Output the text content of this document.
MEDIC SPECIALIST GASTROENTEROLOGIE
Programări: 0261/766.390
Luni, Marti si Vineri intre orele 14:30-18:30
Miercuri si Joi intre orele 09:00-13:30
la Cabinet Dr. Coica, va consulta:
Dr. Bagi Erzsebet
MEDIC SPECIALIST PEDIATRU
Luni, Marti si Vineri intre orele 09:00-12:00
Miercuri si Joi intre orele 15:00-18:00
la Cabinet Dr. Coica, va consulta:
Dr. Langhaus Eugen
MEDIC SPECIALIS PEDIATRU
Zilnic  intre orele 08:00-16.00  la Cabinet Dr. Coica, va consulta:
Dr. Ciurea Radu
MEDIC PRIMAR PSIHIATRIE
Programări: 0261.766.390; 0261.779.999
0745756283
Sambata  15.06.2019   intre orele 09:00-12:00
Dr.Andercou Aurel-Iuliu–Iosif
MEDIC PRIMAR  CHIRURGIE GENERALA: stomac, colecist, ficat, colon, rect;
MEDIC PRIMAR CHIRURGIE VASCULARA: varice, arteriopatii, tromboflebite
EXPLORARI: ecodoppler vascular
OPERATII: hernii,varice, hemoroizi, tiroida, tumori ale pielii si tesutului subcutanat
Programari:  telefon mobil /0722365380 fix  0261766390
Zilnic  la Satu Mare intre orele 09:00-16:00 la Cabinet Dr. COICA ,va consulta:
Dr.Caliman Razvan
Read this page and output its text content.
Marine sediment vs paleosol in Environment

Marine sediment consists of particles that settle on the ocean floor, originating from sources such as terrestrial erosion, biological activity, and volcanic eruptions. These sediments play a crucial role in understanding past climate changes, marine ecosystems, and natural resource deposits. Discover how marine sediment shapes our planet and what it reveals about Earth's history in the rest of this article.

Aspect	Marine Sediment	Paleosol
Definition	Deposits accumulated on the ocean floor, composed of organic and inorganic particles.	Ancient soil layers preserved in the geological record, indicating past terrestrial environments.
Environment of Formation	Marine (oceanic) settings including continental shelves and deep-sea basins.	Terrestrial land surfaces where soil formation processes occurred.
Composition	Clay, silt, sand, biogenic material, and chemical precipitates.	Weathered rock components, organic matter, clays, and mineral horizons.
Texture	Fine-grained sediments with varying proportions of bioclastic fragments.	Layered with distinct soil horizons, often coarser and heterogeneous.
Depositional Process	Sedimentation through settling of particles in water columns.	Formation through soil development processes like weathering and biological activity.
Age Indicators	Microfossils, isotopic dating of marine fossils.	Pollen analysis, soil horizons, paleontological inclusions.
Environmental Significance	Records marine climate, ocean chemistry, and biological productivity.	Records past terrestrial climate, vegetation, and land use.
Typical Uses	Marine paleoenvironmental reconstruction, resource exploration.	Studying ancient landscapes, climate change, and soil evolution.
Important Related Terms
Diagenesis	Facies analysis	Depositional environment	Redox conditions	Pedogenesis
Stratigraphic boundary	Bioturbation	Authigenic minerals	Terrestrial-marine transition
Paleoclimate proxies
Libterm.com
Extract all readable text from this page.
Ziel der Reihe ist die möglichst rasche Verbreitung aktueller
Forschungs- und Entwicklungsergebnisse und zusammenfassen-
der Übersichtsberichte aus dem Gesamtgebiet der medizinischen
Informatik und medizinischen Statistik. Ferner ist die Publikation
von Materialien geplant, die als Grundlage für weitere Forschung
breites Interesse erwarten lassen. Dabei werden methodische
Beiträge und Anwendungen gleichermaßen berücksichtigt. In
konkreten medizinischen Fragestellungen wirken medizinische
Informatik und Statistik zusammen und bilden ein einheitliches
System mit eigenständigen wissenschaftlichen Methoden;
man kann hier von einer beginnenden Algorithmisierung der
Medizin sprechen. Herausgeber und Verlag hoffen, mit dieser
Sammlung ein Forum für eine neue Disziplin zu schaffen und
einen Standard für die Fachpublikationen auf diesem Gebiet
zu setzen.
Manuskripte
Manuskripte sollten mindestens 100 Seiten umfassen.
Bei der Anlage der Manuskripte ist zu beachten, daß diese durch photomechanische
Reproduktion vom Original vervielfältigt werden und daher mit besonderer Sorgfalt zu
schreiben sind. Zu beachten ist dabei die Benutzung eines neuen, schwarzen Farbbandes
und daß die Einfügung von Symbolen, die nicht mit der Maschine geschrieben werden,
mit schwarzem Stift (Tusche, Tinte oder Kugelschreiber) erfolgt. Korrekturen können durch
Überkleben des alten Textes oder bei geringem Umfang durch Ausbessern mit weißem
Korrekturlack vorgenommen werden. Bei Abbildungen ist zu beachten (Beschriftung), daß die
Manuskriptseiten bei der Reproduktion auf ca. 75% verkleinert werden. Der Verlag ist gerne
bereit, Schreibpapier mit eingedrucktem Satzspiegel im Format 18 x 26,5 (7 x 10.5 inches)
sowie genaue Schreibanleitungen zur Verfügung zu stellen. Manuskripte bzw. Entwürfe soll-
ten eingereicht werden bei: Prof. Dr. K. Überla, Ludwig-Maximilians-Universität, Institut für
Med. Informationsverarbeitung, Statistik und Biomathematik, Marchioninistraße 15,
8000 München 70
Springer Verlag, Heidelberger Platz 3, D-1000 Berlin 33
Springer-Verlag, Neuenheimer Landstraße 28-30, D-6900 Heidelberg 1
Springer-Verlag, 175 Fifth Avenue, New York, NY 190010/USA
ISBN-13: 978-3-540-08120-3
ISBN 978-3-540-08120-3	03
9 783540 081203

····················

A complete, exact transcription of the data above is required.

Solution below:
Output the text content of this document.
MEDIC SPECIALIST GASTROENTEROLOGIE
Programări: 0261/766.390
Luni, Marti si Vineri intre orele 14:30-18:30
Miercuri si Joi intre orele 09:00-13:30
la Cabinet Dr. Coica, va consulta:
Dr. Bagi Erzsebet
MEDIC SPECIALIST PEDIATRU
Luni, Marti si Vineri intre orele 09:00-12:00
Miercuri si Joi intre orele 15:00-18:00
la Cabinet Dr. Coica, va consulta:
Dr. Langhaus Eugen
MEDIC SPECIALIS PEDIATRU
Zilnic  intre orele 08:00-16.00  la Cabinet Dr. Coica, va consulta:
Dr. Ciurea Radu
MEDIC PRIMAR PSIHIATRIE
Programări: 0261.766.390; 0261.779.999
0745756283
Sambata  15.06.2019   intre orele 09:00-12:00
Dr.Andercou Aurel-Iuliu–Iosif
MEDIC PRIMAR  CHIRURGIE GENERALA: stomac, colecist, ficat, colon, rect;
MEDIC PRIMAR CHIRURGIE VASCULARA: varice, arteriopatii, tromboflebite
EXPLORARI: ecodoppler vascular
OPERATII: hernii,varice, hemoroizi, tiroida, tumori ale pielii si tesutului subcutanat
Programari:  telefon mobil /0722365380 fix  0261766390
Zilnic  la Satu Mare intre orele 09:00-16:00 la Cabinet Dr. COICA ,va consulta:
Dr.Caliman Razvan
Read this page and output its text content.
Marine sediment vs paleosol in Environment

Marine sediment consists of particles that settle on the ocean floor, originating from sources such as terrestrial erosion, biological activity, and volcanic eruptions. These sediments play a crucial role in understanding past climate changes, marine ecosystems, and natural resource deposits. Discover how marine sediment shapes our planet and what it reveals about Earth's history in the rest of this article.

Aspect	Marine Sediment	Paleosol
Definition	Deposits accumulated on the ocean floor, composed of organic and inorganic particles.	Ancient soil layers preserved in the geological record, indicating past terrestrial environments.
Environment of Formation	Marine (oceanic) settings including continental shelves and deep-sea basins.	Terrestrial land surfaces where soil formation processes occurred.
Composition	Clay, silt, sand, biogenic material, and chemical precipitates.	Weathered rock components, organic matter, clays, and mineral horizons.
Texture	Fine-grained sediments with varying proportions of bioclastic fragments.	Layered with distinct soil horizons, often coarser and heterogeneous.
Depositional Process	Sedimentation through settling of particles in water columns.	Formation through soil development processes like weathering and biological activity.
Age Indicators	Microfossils, isotopic dating of marine fossils.	Pollen analysis, soil horizons, paleontological inclusions.
Environmental Significance	Records marine climate, ocean chemistry, and biological productivity.	Records past terrestrial climate, vegetation, and land use.
Typical Uses	Marine paleoenvironmental reconstruction, resource exploration.	Studying ancient landscapes, climate change, and soil evolution.
Important Related Terms
Diagenesis	Facies analysis	Depositional environment	Redox conditions	Pedogenesis
Stratigraphic boundary	Bioturbation	Authigenic minerals	Terrestrial-marine transition
Paleoclimate proxies
Libterm.com
Extract all readable text from this page.
Ziel der Reihe ist die möglichst rasche Verbreitung aktueller
Forschungs- und Entwicklungsergebnisse und zusammenfassen-
der Übersichtsberichte aus dem Gesamtgebiet der medizinischen
Informatik und medizinischen Statistik. Ferner ist die Publikation
von Materialien geplant, die als Grundlage für weitere Forschung
breites Interesse erwarten lassen. Dabei werden methodische
Beiträge und Anwendungen gleichermaßen berücksichtigt. In
konkreten medizinischen Fragestellungen wirken medizinische
Informatik und Statistik zusammen und bilden ein einheitliches
System mit eigenständigen wissenschaftlichen Methoden;
man kann hier von einer beginnenden Algorithmisierung der
Medizin sprechen. Herausgeber und Verlag hoffen, mit dieser
Sammlung ein Forum für eine neue Disziplin zu schaffen und
einen Standard für die Fachpublikationen auf diesem Gebiet
zu setzen.
Manuskripte
Manuskripte sollten mindestens 100 Seiten umfassen.
Bei der Anlage der Manuskripte ist zu beachten, daß diese durch photomechanische
Reproduktion vom Original vervielfältigt werden und daher mit besonderer Sorgfalt zu
schreiben sind. Zu beachten ist dabei die Benutzung eines neuen, schwarzen Farbbandes
und daß die Einfügung von Symbolen, die nicht mit der Maschine geschrieben werden,
mit schwarzem Stift (Tusche, Tinte oder Kugelschreiber) erfolgt. Korrekturen können durch
Überkleben des alten Textes oder bei geringem Umfang durch Ausbessern mit weißem
Korrekturlack vorgenommen werden. Bei Abbildungen ist zu beachten (Beschriftung), daß die
Manuskriptseiten bei der Reproduktion auf ca. 75% verkleinert werden. Der Verlag ist gerne
bereit, Schreibpapier mit eingedrucktem Satzspiegel im Format 18 x 26,5 (7 x 10.5 inches)
sowie genaue Schreibanleitungen zur Verfügung zu stellen. Manuskripte bzw. Entwürfe soll-
ten eingereicht werden bei: Prof. Dr. K. Überla, Ludwig-Maximilians-Universität, Institut für
Med. Informationsverarbeitung, Statistik und Biomathematik, Marchioninistraße 15,
8000 München 70
Springer Verlag, Heidelberger Platz 3, D-1000 Berlin 33
Springer-Verlag, Neuenheimer Landstraße 28-30, D-6900 Heidelberg 1
Springer-Verlag, 175 Fifth Avenue, New York, NY 190010/USA
ISBN-13: 978-3-540-08120-3
ISBN 978-3-540-08120-3	03
9 783540 081203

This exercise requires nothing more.